=== Records provided ===
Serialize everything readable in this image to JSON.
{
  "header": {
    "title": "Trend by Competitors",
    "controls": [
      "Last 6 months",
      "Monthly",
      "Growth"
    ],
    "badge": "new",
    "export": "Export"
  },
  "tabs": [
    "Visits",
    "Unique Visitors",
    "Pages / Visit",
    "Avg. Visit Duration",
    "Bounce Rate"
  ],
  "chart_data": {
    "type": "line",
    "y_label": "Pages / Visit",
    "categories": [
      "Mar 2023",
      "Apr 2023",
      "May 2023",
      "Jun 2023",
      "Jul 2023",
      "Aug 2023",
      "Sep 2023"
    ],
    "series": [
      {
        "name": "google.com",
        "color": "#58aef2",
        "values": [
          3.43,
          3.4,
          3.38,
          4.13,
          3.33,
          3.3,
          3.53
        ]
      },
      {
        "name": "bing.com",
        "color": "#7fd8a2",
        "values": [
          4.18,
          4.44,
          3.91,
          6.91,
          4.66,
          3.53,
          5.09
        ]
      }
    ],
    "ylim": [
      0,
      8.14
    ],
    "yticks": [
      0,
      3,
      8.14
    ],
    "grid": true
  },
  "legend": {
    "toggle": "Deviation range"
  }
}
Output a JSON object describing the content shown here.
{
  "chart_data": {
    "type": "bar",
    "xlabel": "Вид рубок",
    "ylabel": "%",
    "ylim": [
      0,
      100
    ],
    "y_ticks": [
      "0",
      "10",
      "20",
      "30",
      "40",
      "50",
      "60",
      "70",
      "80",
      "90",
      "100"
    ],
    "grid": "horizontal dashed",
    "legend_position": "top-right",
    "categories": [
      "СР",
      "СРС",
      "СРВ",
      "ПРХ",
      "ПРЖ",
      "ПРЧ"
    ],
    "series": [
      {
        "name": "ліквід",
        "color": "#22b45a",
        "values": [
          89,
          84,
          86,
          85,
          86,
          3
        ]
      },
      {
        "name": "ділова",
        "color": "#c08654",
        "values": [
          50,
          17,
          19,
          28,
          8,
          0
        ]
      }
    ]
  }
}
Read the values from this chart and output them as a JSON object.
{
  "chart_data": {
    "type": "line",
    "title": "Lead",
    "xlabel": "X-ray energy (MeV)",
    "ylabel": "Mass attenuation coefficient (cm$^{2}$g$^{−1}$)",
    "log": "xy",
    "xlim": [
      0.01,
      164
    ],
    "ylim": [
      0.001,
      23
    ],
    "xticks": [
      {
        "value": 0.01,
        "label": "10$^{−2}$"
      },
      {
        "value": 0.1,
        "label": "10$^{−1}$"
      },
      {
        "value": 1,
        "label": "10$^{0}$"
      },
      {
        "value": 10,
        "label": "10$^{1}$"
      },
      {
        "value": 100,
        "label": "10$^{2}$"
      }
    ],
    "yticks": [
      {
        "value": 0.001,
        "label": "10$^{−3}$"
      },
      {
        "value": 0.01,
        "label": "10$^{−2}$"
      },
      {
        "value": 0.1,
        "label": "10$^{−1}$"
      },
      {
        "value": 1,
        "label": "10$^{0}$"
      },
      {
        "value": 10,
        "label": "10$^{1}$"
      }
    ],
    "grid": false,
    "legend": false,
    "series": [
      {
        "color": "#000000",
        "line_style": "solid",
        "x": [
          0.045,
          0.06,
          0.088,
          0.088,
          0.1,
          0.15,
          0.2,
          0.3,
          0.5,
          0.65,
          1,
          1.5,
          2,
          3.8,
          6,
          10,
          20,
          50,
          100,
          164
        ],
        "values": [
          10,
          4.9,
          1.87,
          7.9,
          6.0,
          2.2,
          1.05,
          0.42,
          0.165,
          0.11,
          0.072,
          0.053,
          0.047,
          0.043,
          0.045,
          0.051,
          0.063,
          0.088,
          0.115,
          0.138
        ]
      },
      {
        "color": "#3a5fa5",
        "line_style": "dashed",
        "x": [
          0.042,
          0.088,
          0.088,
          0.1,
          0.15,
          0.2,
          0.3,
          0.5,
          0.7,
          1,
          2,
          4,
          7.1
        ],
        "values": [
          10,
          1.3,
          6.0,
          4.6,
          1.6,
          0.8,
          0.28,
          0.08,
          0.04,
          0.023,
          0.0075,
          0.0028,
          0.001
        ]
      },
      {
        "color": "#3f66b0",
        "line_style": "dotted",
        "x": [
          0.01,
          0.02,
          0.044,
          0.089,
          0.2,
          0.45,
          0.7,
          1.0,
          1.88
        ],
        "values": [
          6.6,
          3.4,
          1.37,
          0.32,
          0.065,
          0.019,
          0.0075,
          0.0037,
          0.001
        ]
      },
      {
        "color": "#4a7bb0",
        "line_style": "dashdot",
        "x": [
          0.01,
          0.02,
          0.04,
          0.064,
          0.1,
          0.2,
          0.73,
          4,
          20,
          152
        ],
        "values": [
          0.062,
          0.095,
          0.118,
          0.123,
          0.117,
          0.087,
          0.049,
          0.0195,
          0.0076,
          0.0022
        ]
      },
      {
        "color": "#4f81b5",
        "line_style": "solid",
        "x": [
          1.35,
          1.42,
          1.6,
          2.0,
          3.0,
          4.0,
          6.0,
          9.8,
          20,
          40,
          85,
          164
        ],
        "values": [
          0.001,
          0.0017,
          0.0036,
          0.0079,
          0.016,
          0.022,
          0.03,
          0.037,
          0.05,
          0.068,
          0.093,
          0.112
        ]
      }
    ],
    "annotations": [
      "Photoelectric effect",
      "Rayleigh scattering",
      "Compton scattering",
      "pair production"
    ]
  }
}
===
Take the listing above and set it down exactly.

**Solution:**
Serialize everything readable in this image to JSON.
{
  "header": {
    "title": "Trend by Competitors",
    "controls": [
      "Last 6 months",
      "Monthly",
      "Growth"
    ],
    "badge": "new",
    "export": "Export"
  },
  "tabs": [
    "Visits",
    "Unique Visitors",
    "Pages / Visit",
    "Avg. Visit Duration",
    "Bounce Rate"
  ],
  "chart_data": {
    "type": "line",
    "y_label": "Pages / Visit",
    "categories": [
      "Mar 2023",
      "Apr 2023",
      "May 2023",
      "Jun 2023",
      "Jul 2023",
      "Aug 2023",
      "Sep 2023"
    ],
    "series": [
      {
        "name": "google.com",
        "color": "#58aef2",
        "values": [
          3.43,
          3.4,
          3.38,
          4.13,
          3.33,
          3.3,
          3.53
        ]
      },
      {
        "name": "bing.com",
        "color": "#7fd8a2",
        "values": [
          4.18,
          4.44,
          3.91,
          6.91,
          4.66,
          3.53,
          5.09
        ]
      }
    ],
    "ylim": [
      0,
      8.14
    ],
    "yticks": [
      0,
      3,
      8.14
    ],
    "grid": true
  },
  "legend": {
    "toggle": "Deviation range"
  }
}
Output a JSON object describing the content shown here.
{
  "chart_data": {
    "type": "bar",
    "xlabel": "Вид рубок",
    "ylabel": "%",
    "ylim": [
      0,
      100
    ],
    "y_ticks": [
      "0",
      "10",
      "20",
      "30",
      "40",
      "50",
      "60",
      "70",
      "80",
      "90",
      "100"
    ],
    "grid": "horizontal dashed",
    "legend_position": "top-right",
    "categories": [
      "СР",
      "СРС",
      "СРВ",
      "ПРХ",
      "ПРЖ",
      "ПРЧ"
    ],
    "series": [
      {
        "name": "ліквід",
        "color": "#22b45a",
        "values": [
          89,
          84,
          86,
          85,
          86,
          3
        ]
      },
      {
        "name": "ділова",
        "color": "#c08654",
        "values": [
          50,
          17,
          19,
          28,
          8,
          0
        ]
      }
    ]
  }
}
Read the values from this chart and output them as a JSON object.
{
  "chart_data": {
    "type": "line",
    "title": "Lead",
    "xlabel": "X-ray energy (MeV)",
    "ylabel": "Mass attenuation coefficient (cm$^{2}$g$^{−1}$)",
    "log": "xy",
    "xlim": [
      0.01,
      164
    ],
    "ylim": [
      0.001,
      23
    ],
    "xticks": [
      {
        "value": 0.01,
        "label": "10$^{−2}$"
      },
      {
        "value": 0.1,
        "label": "10$^{−1}$"
      },
      {
        "value": 1,
        "label": "10$^{0}$"
      },
      {
        "value": 10,
        "label": "10$^{1}$"
      },
      {
        "value": 100,
        "label": "10$^{2}$"
      }
    ],
    "yticks": [
      {
        "value": 0.001,
        "label": "10$^{−3}$"
      },
      {
        "value": 0.01,
        "label": "10$^{−2}$"
      },
      {
        "value": 0.1,
        "label": "10$^{−1}$"
      },
      {
        "value": 1,
        "label": "10$^{0}$"
      },
      {
        "value": 10,
        "label": "10$^{1}$"
      }
    ],
    "grid": false,
    "legend": false,
    "series": [
      {
        "color": "#000000",
        "line_style": "solid",
        "x": [
          0.045,
          0.06,
          0.088,
          0.088,
          0.1,
          0.15,
          0.2,
          0.3,
          0.5,
          0.65,
          1,
          1.5,
          2,
          3.8,
          6,
          10,
          20,
          50,
          100,
          164
        ],
        "values": [
          10,
          4.9,
          1.87,
          7.9,
          6.0,
          2.2,
          1.05,
          0.42,
          0.165,
          0.11,
          0.072,
          0.053,
          0.047,
          0.043,
          0.045,
          0.051,
          0.063,
          0.088,
          0.115,
          0.138
        ]
      },
      {
        "color": "#3a5fa5",
        "line_style": "dashed",
        "x": [
          0.042,
          0.088,
          0.088,
          0.1,
          0.15,
          0.2,
          0.3,
          0.5,
          0.7,
          1,
          2,
          4,
          7.1
        ],
        "values": [
          10,
          1.3,
          6.0,
          4.6,
          1.6,
          0.8,
          0.28,
          0.08,
          0.04,
          0.023,
          0.0075,
          0.0028,
          0.001
        ]
      },
      {
        "color": "#3f66b0",
        "line_style": "dotted",
        "x": [
          0.01,
          0.02,
          0.044,
          0.089,
          0.2,
          0.45,
          0.7,
          1.0,
          1.88
        ],
        "values": [
          6.6,
          3.4,
          1.37,
          0.32,
          0.065,
          0.019,
          0.0075,
          0.0037,
          0.001
        ]
      },
      {
        "color": "#4a7bb0",
        "line_style": "dashdot",
        "x": [
          0.01,
          0.02,
          0.04,
          0.064,
          0.1,
          0.2,
          0.73,
          4,
          20,
          152
        ],
        "values": [
          0.062,
          0.095,
          0.118,
          0.123,
          0.117,
          0.087,
          0.049,
          0.0195,
          0.0076,
          0.0022
        ]
      },
      {
        "color": "#4f81b5",
        "line_style": "solid",
        "x": [
          1.35,
          1.42,
          1.6,
          2.0,
          3.0,
          4.0,
          6.0,
          9.8,
          20,
          40,
          85,
          164
        ],
        "values": [
          0.001,
          0.0017,
          0.0036,
          0.0079,
          0.016,
          0.022,
          0.03,
          0.037,
          0.05,
          0.068,
          0.093,
          0.112
        ]
      }
    ],
    "annotations": [
      "Photoelectric effect",
      "Rayleigh scattering",
      "Compton scattering",
      "pair production"
    ]
  }
}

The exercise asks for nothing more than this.